### Task requirements:
Everything in the data should be repeated exactly, save for the images.

(Records excerpted from a collection)
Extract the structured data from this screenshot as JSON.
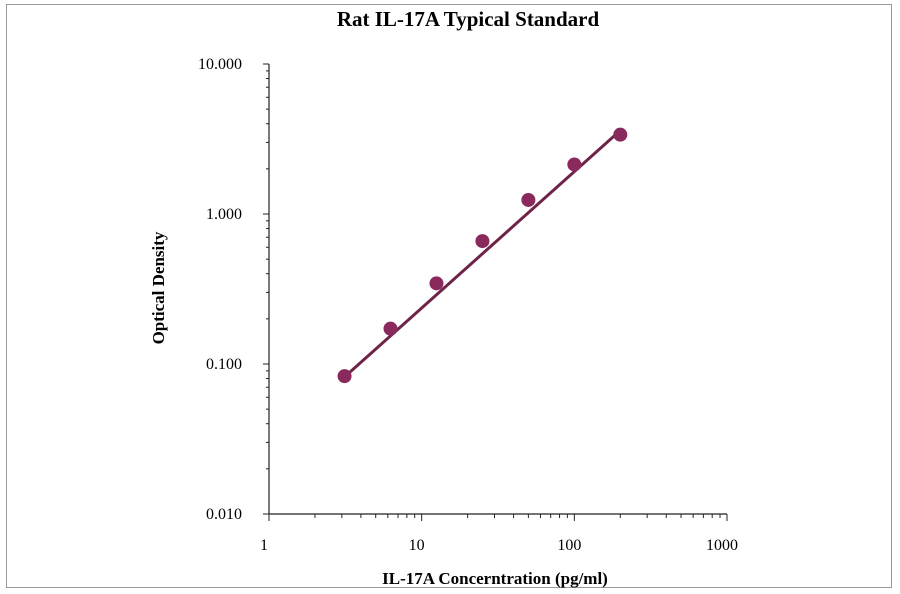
{
  "chart_data": {
    "type": "scatter",
    "title": "Rat IL-17A Typical Standard",
    "xlabel": "IL-17A Concerntration (pg/ml)",
    "ylabel": "Optical Density",
    "x_scale": "log",
    "y_scale": "log",
    "xlim": [
      1,
      1000
    ],
    "ylim": [
      0.01,
      10
    ],
    "x_ticks": [
      1,
      10,
      100,
      1000
    ],
    "x_tick_labels": [
      "1",
      "10",
      "100",
      "1000"
    ],
    "y_ticks": [
      0.01,
      0.1,
      1,
      10
    ],
    "y_tick_labels": [
      "0.010",
      "0.100",
      "1.000",
      "10.000"
    ],
    "grid": false,
    "colors": {
      "points": "#8a2a5c",
      "fit_line": "#6e2448"
    },
    "series": [
      {
        "x": [
          3.125,
          6.25,
          12.5,
          25,
          50,
          100,
          200
        ],
        "y": [
          0.083,
          0.172,
          0.345,
          0.66,
          1.24,
          2.14,
          3.38
        ]
      }
    ],
    "fit_line": {
      "x": [
        3.125,
        200
      ],
      "y": [
        0.082,
        3.6
      ]
    }
  }
}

### Answer in full:
Extract the structured data from this screenshot as JSON.
{
  "chart_data": {
    "type": "scatter",
    "title": "Rat IL-17A Typical Standard",
    "xlabel": "IL-17A Concerntration (pg/ml)",
    "ylabel": "Optical Density",
    "x_scale": "log",
    "y_scale": "log",
    "xlim": [
      1,
      1000
    ],
    "ylim": [
      0.01,
      10
    ],
    "x_ticks": [
      1,
      10,
      100,
      1000
    ],
    "x_tick_labels": [
      "1",
      "10",
      "100",
      "1000"
    ],
    "y_ticks": [
      0.01,
      0.1,
      1,
      10
    ],
    "y_tick_labels": [
      "0.010",
      "0.100",
      "1.000",
      "10.000"
    ],
    "grid": false,
    "colors": {
      "points": "#8a2a5c",
      "fit_line": "#6e2448"
    },
    "series": [
      {
        "x": [
          3.125,
          6.25,
          12.5,
          25,
          50,
          100,
          200
        ],
        "y": [
          0.083,
          0.172,
          0.345,
          0.66,
          1.24,
          2.14,
          3.38
        ]
      }
    ],
    "fit_line": {
      "x": [
        3.125,
        200
      ],
      "y": [
        0.082,
        3.6
      ]
    }
  }
}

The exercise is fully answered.